"""

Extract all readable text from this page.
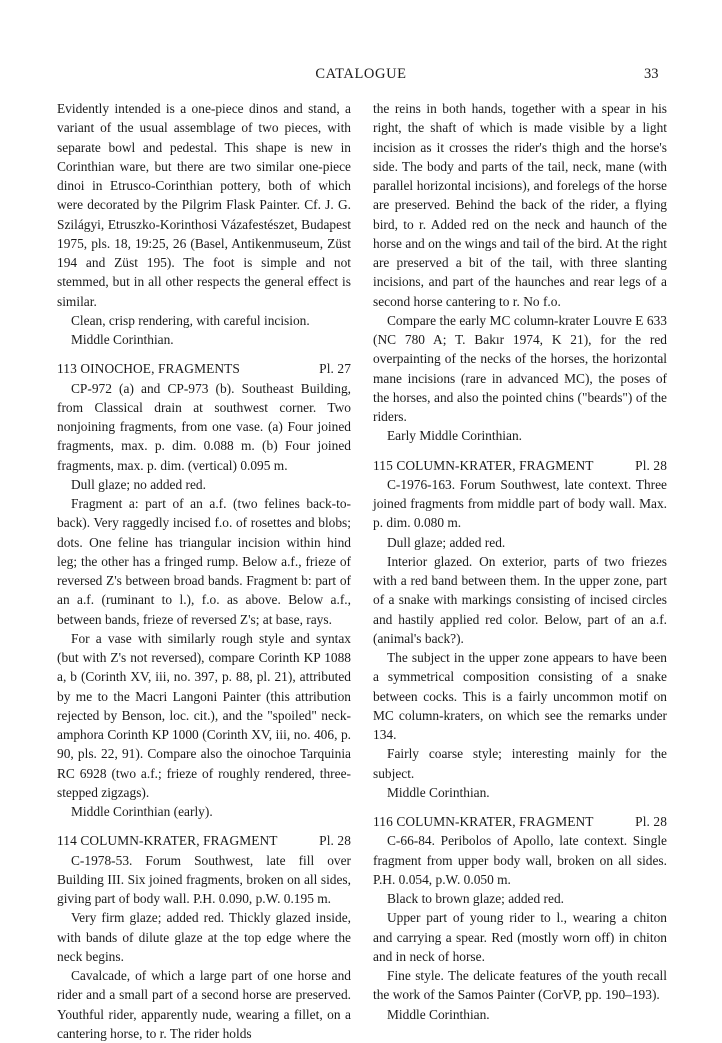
CATALOGUE	33

Evidently intended is a one-piece dinos and stand, a variant of the usual assemblage of two pieces, with separate bowl and pedestal. This shape is new in Corinthian ware, but there are two similar one-piece dinoi in Etrusco-Corinthian pottery, both of which were decorated by the Pilgrim Flask Painter. Cf. J. G. Szilágyi, Etruszko-Korinthosi Vázafestészet, Budapest 1975, pls. 18, 19:25, 26 (Basel, Antikenmuseum, Züst 194 and Züst 195). The foot is simple and not stemmed, but in all other respects the general effect is similar.

Clean, crisp rendering, with careful incision.

Middle Corinthian.

113 OINOCHOE, FRAGMENTS	Pl. 27

CP-972 (a) and CP-973 (b). Southeast Building, from Classical drain at southwest corner. Two nonjoining fragments, from one vase. (a) Four joined fragments, max. p. dim. 0.088 m. (b) Four joined fragments, max. p. dim. (vertical) 0.095 m.

Dull glaze; no added red.

Fragment a: part of an a.f. (two felines back-to-back). Very raggedly incised f.o. of rosettes and blobs; dots. One feline has triangular incision within hind leg; the other has a fringed rump. Below a.f., frieze of reversed Z's between broad bands. Fragment b: part of an a.f. (ruminant to l.), f.o. as above. Below a.f., between bands, frieze of reversed Z's; at base, rays.

For a vase with similarly rough style and syntax (but with Z's not reversed), compare Corinth KP 1088 a, b (Corinth XV, iii, no. 397, p. 88, pl. 21), attributed by me to the Macri Langoni Painter (this attribution rejected by Benson, loc. cit.), and the "spoiled" neck-amphora Corinth KP 1000 (Corinth XV, iii, no. 406, p. 90, pls. 22, 91). Compare also the oinochoe Tarquinia RC 6928 (two a.f.; frieze of roughly rendered, three-stepped zigzags).

Middle Corinthian (early).

114 COLUMN-KRATER, FRAGMENT	Pl. 28

C-1978-53. Forum Southwest, late fill over Building III. Six joined fragments, broken on all sides, giving part of body wall. P.H. 0.090, p.W. 0.195 m.

Very firm glaze; added red. Thickly glazed inside, with bands of dilute glaze at the top edge where the neck begins.

Cavalcade, of which a large part of one horse and rider and a small part of a second horse are preserved. Youthful rider, apparently nude, wearing a fillet, on a cantering horse, to r. The rider holds

the reins in both hands, together with a spear in his right, the shaft of which is made visible by a light incision as it crosses the rider's thigh and the horse's side. The body and parts of the tail, neck, mane (with parallel horizontal incisions), and forelegs of the horse are preserved. Behind the back of the rider, a flying bird, to r. Added red on the neck and haunch of the horse and on the wings and tail of the bird. At the right are preserved a bit of the tail, with three slanting incisions, and part of the haunches and rear legs of a second horse cantering to r. No f.o.

Compare the early MC column-krater Louvre E 633 (NC 780 A; T. Bakır 1974, K 21), for the red overpainting of the necks of the horses, the horizontal mane incisions (rare in advanced MC), the poses of the horses, and also the pointed chins ("beards") of the riders.

Early Middle Corinthian.

115 COLUMN-KRATER, FRAGMENT	Pl. 28

C-1976-163. Forum Southwest, late context. Three joined fragments from middle part of body wall. Max. p. dim. 0.080 m.

Dull glaze; added red.

Interior glazed. On exterior, parts of two friezes with a red band between them. In the upper zone, part of a snake with markings consisting of incised circles and hastily applied red color. Below, part of an a.f. (animal's back?).

The subject in the upper zone appears to have been a symmetrical composition consisting of a snake between cocks. This is a fairly uncommon motif on MC column-kraters, on which see the remarks under 134.

Fairly coarse style; interesting mainly for the subject.

Middle Corinthian.

116 COLUMN-KRATER, FRAGMENT	Pl. 28

C-66-84. Peribolos of Apollo, late context. Single fragment from upper body wall, broken on all sides. P.H. 0.054, p.W. 0.050 m.

Black to brown glaze; added red.

Upper part of young rider to l., wearing a chiton and carrying a spear. Red (mostly worn off) in chiton and in neck of horse.

Fine style. The delicate features of the youth recall the work of the Samos Painter (CorVP, pp. 190–193).

Middle Corinthian.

"""

Aim of the exercise: Count the lines in which the string "wearing" appears, then report only that figure.

Task answer: 2